**THE TASK:** Copy out all of the data below with no alterations.

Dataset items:
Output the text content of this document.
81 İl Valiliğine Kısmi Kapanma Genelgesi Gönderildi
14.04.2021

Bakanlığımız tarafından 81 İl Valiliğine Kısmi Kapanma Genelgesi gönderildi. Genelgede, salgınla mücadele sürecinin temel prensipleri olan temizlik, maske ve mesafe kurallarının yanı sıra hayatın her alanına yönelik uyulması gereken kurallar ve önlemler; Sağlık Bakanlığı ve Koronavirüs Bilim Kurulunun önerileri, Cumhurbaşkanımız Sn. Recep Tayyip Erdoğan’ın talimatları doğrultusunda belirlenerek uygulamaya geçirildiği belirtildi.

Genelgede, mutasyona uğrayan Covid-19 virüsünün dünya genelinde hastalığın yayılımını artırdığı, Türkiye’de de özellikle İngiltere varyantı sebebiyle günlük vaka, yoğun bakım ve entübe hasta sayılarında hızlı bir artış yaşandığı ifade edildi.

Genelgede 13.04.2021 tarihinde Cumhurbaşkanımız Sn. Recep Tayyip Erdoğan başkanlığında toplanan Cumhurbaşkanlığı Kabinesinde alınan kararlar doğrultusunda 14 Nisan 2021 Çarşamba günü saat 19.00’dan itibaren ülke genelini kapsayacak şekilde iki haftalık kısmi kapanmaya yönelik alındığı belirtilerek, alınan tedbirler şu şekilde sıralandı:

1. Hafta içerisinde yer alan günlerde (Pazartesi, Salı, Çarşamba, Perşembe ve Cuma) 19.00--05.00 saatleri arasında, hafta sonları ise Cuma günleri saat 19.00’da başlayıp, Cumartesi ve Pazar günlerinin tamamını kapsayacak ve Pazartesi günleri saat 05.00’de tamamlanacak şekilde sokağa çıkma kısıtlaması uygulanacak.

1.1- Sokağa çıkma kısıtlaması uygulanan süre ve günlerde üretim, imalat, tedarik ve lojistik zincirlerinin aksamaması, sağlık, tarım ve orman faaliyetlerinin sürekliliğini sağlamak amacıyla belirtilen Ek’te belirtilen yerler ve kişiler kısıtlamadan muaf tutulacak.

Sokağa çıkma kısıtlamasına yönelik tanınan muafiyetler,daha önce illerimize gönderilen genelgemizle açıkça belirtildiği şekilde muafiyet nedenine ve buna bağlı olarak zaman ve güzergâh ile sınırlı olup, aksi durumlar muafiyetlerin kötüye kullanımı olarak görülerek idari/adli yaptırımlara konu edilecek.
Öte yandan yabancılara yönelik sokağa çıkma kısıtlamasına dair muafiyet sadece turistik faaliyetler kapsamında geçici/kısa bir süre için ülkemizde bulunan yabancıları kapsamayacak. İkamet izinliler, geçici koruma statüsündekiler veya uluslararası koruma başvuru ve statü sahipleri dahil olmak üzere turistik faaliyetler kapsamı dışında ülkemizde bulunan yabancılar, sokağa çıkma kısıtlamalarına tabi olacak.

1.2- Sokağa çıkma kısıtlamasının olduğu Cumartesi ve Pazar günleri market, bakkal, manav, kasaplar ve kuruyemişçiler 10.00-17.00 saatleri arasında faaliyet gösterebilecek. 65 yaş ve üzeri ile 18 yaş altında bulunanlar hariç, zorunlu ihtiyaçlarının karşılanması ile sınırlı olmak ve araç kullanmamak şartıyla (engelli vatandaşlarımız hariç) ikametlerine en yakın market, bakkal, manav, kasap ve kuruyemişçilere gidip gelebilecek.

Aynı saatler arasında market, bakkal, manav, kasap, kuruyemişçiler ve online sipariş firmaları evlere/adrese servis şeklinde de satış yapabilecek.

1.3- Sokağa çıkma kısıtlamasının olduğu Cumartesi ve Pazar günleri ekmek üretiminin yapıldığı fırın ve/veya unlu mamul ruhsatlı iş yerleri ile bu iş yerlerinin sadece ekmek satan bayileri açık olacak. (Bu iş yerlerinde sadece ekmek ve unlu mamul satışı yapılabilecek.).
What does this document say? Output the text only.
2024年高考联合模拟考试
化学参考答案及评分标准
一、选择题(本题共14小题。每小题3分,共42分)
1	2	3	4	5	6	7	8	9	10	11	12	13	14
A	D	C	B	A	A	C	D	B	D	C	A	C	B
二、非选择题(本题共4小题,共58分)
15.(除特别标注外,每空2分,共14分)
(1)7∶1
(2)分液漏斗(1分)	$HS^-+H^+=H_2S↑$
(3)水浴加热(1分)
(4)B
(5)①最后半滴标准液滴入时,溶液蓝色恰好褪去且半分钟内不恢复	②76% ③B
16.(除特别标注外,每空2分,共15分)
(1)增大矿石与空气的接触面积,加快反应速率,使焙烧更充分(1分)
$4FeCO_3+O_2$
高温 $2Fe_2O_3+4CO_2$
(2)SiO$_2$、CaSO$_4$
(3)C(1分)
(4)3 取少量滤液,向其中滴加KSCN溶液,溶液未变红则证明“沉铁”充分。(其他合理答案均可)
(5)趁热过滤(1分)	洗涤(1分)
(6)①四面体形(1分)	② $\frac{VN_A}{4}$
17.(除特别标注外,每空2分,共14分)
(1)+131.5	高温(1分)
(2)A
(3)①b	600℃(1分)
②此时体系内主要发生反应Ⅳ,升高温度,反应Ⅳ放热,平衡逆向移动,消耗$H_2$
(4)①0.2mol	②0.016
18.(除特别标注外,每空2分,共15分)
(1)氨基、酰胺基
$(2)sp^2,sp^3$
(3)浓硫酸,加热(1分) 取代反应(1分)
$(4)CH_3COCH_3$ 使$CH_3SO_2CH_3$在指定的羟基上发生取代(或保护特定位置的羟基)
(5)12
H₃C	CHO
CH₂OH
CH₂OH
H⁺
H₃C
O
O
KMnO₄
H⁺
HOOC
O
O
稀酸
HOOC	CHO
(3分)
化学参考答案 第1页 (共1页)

**WRITTEN RESPONSE:**
Output the text content of this document.
81 İl Valiliğine Kısmi Kapanma Genelgesi Gönderildi
14.04.2021

Bakanlığımız tarafından 81 İl Valiliğine Kısmi Kapanma Genelgesi gönderildi. Genelgede, salgınla mücadele sürecinin temel prensipleri olan temizlik, maske ve mesafe kurallarının yanı sıra hayatın her alanına yönelik uyulması gereken kurallar ve önlemler; Sağlık Bakanlığı ve Koronavirüs Bilim Kurulunun önerileri, Cumhurbaşkanımız Sn. Recep Tayyip Erdoğan’ın talimatları doğrultusunda belirlenerek uygulamaya geçirildiği belirtildi.

Genelgede, mutasyona uğrayan Covid-19 virüsünün dünya genelinde hastalığın yayılımını artırdığı, Türkiye’de de özellikle İngiltere varyantı sebebiyle günlük vaka, yoğun bakım ve entübe hasta sayılarında hızlı bir artış yaşandığı ifade edildi.

Genelgede 13.04.2021 tarihinde Cumhurbaşkanımız Sn. Recep Tayyip Erdoğan başkanlığında toplanan Cumhurbaşkanlığı Kabinesinde alınan kararlar doğrultusunda 14 Nisan 2021 Çarşamba günü saat 19.00’dan itibaren ülke genelini kapsayacak şekilde iki haftalık kısmi kapanmaya yönelik alındığı belirtilerek, alınan tedbirler şu şekilde sıralandı:

1. Hafta içerisinde yer alan günlerde (Pazartesi, Salı, Çarşamba, Perşembe ve Cuma) 19.00--05.00 saatleri arasında, hafta sonları ise Cuma günleri saat 19.00’da başlayıp, Cumartesi ve Pazar günlerinin tamamını kapsayacak ve Pazartesi günleri saat 05.00’de tamamlanacak şekilde sokağa çıkma kısıtlaması uygulanacak.

1.1- Sokağa çıkma kısıtlaması uygulanan süre ve günlerde üretim, imalat, tedarik ve lojistik zincirlerinin aksamaması, sağlık, tarım ve orman faaliyetlerinin sürekliliğini sağlamak amacıyla belirtilen Ek’te belirtilen yerler ve kişiler kısıtlamadan muaf tutulacak.

Sokağa çıkma kısıtlamasına yönelik tanınan muafiyetler,daha önce illerimize gönderilen genelgemizle açıkça belirtildiği şekilde muafiyet nedenine ve buna bağlı olarak zaman ve güzergâh ile sınırlı olup, aksi durumlar muafiyetlerin kötüye kullanımı olarak görülerek idari/adli yaptırımlara konu edilecek.
Öte yandan yabancılara yönelik sokağa çıkma kısıtlamasına dair muafiyet sadece turistik faaliyetler kapsamında geçici/kısa bir süre için ülkemizde bulunan yabancıları kapsamayacak. İkamet izinliler, geçici koruma statüsündekiler veya uluslararası koruma başvuru ve statü sahipleri dahil olmak üzere turistik faaliyetler kapsamı dışında ülkemizde bulunan yabancılar, sokağa çıkma kısıtlamalarına tabi olacak.

1.2- Sokağa çıkma kısıtlamasının olduğu Cumartesi ve Pazar günleri market, bakkal, manav, kasaplar ve kuruyemişçiler 10.00-17.00 saatleri arasında faaliyet gösterebilecek. 65 yaş ve üzeri ile 18 yaş altında bulunanlar hariç, zorunlu ihtiyaçlarının karşılanması ile sınırlı olmak ve araç kullanmamak şartıyla (engelli vatandaşlarımız hariç) ikametlerine en yakın market, bakkal, manav, kasap ve kuruyemişçilere gidip gelebilecek.

Aynı saatler arasında market, bakkal, manav, kasap, kuruyemişçiler ve online sipariş firmaları evlere/adrese servis şeklinde de satış yapabilecek.

1.3- Sokağa çıkma kısıtlamasının olduğu Cumartesi ve Pazar günleri ekmek üretiminin yapıldığı fırın ve/veya unlu mamul ruhsatlı iş yerleri ile bu iş yerlerinin sadece ekmek satan bayileri açık olacak. (Bu iş yerlerinde sadece ekmek ve unlu mamul satışı yapılabilecek.).
What does this document say? Output the text only.
2024年高考联合模拟考试
化学参考答案及评分标准
一、选择题(本题共14小题。每小题3分,共42分)
1	2	3	4	5	6	7	8	9	10	11	12	13	14
A	D	C	B	A	A	C	D	B	D	C	A	C	B
二、非选择题(本题共4小题,共58分)
15.(除特别标注外,每空2分,共14分)
(1)7∶1
(2)分液漏斗(1分)	$HS^-+H^+=H_2S↑$
(3)水浴加热(1分)
(4)B
(5)①最后半滴标准液滴入时,溶液蓝色恰好褪去且半分钟内不恢复	②76% ③B
16.(除特别标注外,每空2分,共15分)
(1)增大矿石与空气的接触面积,加快反应速率,使焙烧更充分(1分)
$4FeCO_3+O_2$
高温 $2Fe_2O_3+4CO_2$
(2)SiO$_2$、CaSO$_4$
(3)C(1分)
(4)3 取少量滤液,向其中滴加KSCN溶液,溶液未变红则证明“沉铁”充分。(其他合理答案均可)
(5)趁热过滤(1分)	洗涤(1分)
(6)①四面体形(1分)	② $\frac{VN_A}{4}$
17.(除特别标注外,每空2分,共14分)
(1)+131.5	高温(1分)
(2)A
(3)①b	600℃(1分)
②此时体系内主要发生反应Ⅳ,升高温度,反应Ⅳ放热,平衡逆向移动,消耗$H_2$
(4)①0.2mol	②0.016
18.(除特别标注外,每空2分,共15分)
(1)氨基、酰胺基
$(2)sp^2,sp^3$
(3)浓硫酸,加热(1分) 取代反应(1分)
$(4)CH_3COCH_3$ 使$CH_3SO_2CH_3$在指定的羟基上发生取代(或保护特定位置的羟基)
(5)12
H₃C	CHO
CH₂OH
CH₂OH
H⁺
H₃C
O
O
KMnO₄
H⁺
HOOC
O
O
稀酸
HOOC	CHO
(3分)
化学参考答案 第1页 (共1页)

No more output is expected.